**WHAT IS EXPECTED**
Every line that contains the word "name" should be copied out.

Data entries for graphics
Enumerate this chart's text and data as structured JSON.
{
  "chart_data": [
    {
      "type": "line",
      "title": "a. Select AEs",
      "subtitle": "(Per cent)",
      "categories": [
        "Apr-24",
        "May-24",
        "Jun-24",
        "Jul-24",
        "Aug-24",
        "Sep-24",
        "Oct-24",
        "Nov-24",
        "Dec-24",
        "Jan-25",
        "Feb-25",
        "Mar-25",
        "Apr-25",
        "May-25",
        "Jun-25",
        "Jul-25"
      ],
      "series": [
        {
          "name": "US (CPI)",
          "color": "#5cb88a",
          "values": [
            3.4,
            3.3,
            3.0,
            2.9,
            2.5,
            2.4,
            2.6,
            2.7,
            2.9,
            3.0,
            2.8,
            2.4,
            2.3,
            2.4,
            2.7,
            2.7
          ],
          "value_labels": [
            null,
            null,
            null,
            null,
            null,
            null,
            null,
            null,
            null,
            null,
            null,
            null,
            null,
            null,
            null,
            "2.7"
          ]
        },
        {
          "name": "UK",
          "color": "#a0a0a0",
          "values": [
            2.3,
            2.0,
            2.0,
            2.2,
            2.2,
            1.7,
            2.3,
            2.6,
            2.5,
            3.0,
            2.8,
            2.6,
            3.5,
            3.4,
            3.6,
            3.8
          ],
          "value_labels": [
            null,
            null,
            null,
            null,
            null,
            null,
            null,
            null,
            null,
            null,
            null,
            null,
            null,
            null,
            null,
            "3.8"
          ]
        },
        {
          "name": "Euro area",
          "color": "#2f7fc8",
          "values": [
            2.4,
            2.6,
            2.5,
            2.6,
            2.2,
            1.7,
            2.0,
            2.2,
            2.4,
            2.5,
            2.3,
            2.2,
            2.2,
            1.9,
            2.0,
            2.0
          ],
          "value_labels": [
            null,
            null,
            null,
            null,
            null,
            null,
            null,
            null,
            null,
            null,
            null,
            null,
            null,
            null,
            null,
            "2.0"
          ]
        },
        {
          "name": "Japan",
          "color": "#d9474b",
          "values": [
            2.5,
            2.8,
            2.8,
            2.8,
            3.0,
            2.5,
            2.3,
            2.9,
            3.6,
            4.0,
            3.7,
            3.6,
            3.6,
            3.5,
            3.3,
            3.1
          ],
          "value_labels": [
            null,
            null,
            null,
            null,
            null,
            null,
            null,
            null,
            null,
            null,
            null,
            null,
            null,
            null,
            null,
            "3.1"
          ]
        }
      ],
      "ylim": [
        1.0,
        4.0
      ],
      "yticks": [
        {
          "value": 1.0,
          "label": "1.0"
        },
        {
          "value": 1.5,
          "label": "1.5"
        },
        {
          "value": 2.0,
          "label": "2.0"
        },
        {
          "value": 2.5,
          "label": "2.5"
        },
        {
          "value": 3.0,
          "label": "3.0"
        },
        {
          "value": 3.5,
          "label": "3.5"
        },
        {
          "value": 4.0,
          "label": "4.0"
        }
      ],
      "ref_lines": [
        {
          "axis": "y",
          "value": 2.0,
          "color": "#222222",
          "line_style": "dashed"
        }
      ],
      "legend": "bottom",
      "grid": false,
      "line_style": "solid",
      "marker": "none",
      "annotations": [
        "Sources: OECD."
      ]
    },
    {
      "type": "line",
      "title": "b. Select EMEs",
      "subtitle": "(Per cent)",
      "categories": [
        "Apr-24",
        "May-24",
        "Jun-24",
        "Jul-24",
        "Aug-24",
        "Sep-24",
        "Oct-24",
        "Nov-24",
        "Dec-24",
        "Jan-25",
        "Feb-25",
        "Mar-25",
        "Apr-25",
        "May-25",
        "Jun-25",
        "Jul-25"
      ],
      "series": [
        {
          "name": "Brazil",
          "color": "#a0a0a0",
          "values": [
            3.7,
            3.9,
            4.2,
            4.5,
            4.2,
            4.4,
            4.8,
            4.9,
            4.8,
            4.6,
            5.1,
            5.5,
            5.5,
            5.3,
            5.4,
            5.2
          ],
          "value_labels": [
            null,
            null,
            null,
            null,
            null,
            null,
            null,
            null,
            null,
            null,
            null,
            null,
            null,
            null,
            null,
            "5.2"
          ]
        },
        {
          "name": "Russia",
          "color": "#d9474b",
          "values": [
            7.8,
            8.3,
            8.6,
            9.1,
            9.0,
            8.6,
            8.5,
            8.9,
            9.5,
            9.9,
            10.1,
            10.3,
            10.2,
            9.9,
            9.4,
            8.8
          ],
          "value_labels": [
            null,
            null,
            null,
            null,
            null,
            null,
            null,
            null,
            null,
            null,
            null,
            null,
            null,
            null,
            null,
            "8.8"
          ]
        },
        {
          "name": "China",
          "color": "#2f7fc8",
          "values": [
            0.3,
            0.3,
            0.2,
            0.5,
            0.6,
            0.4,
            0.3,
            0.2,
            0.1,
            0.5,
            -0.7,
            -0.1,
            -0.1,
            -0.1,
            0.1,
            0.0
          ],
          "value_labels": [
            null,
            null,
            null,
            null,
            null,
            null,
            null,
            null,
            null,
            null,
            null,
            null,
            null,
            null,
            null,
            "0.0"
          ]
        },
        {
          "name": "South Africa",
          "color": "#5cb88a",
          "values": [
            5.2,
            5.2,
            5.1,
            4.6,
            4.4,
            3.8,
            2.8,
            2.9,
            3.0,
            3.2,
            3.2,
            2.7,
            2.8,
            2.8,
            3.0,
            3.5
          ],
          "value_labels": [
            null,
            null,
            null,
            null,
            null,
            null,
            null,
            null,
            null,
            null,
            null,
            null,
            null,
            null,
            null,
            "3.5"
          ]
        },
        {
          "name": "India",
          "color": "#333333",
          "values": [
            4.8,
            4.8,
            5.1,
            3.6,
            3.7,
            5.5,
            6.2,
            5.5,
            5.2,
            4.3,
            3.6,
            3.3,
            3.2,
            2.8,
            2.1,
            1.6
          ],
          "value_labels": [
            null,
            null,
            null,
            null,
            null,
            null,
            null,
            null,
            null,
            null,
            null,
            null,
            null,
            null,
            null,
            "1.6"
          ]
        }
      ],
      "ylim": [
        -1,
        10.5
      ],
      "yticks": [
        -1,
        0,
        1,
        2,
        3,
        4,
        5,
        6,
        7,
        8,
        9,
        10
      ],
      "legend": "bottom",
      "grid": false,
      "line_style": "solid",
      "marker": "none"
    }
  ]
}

**ANSWER**
          "name": "US (CPI)",
          "name": "UK",
          "name": "Euro area",
          "name": "Japan",
          "name": "Brazil",
          "name": "Russia",
          "name": "China",
          "name": "South Africa",
          "name": "India",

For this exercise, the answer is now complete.